__Aim of the exercise__. Pick out each line below containing "следующего".

━━━━━━

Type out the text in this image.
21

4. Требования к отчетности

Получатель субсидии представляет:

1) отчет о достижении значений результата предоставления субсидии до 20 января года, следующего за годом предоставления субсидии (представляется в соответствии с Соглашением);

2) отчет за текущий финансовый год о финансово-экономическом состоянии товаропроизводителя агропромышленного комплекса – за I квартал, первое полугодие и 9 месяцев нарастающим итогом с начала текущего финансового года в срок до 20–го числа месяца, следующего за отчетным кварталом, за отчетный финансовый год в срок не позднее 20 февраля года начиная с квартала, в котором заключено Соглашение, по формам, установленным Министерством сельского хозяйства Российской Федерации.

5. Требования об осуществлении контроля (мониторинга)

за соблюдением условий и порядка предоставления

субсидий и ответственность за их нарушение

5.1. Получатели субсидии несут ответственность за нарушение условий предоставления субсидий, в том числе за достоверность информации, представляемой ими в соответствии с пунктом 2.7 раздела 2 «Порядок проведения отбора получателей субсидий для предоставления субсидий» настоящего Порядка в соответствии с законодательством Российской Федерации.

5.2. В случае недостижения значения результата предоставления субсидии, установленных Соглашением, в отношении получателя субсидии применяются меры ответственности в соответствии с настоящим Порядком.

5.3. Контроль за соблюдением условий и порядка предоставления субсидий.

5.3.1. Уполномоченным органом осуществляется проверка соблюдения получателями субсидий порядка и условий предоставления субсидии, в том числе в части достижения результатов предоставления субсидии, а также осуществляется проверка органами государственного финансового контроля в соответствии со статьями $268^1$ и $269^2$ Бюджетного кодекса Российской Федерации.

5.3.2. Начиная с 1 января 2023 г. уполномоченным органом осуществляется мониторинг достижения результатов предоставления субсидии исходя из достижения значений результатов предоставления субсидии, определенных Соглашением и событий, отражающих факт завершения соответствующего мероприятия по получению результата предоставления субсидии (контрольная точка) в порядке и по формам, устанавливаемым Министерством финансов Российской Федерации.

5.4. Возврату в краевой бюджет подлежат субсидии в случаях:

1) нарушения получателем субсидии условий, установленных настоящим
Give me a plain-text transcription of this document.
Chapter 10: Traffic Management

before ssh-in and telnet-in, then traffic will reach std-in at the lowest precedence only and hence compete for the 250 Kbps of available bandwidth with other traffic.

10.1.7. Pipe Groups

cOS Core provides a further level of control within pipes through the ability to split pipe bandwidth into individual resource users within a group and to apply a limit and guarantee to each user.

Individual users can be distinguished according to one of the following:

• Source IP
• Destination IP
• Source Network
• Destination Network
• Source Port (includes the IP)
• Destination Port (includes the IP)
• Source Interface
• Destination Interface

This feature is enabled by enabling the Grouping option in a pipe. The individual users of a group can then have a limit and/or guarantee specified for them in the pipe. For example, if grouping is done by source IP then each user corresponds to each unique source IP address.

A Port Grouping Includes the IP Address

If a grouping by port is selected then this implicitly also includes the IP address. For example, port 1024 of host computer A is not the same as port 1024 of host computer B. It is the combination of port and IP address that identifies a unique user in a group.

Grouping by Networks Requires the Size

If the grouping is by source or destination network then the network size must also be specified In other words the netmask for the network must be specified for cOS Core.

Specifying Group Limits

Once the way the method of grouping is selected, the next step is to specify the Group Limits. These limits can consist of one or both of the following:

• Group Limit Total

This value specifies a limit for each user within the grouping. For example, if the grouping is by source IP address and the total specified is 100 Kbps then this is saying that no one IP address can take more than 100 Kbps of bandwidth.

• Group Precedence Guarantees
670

━━━━━━

__Exercise answer__.
1) отчет о достижении значений результата предоставления субсидии до 20 января года, следующего за годом предоставления субсидии (представляется в соответствии с Соглашением);
2) отчет за текущий финансовый год о финансово-экономическом состоянии товаропроизводителя агропромышленного комплекса – за I квартал, первое полугодие и 9 месяцев нарастающим итогом с начала текущего финансового года в срок до 20–го числа месяца, следующего за отчетным кварталом, за отчетный финансовый год в срок не позднее 20 февраля года начиная с квартала, в котором заключено Соглашение, по формам, установленным Министерством сельского хозяйства Российской Федерации.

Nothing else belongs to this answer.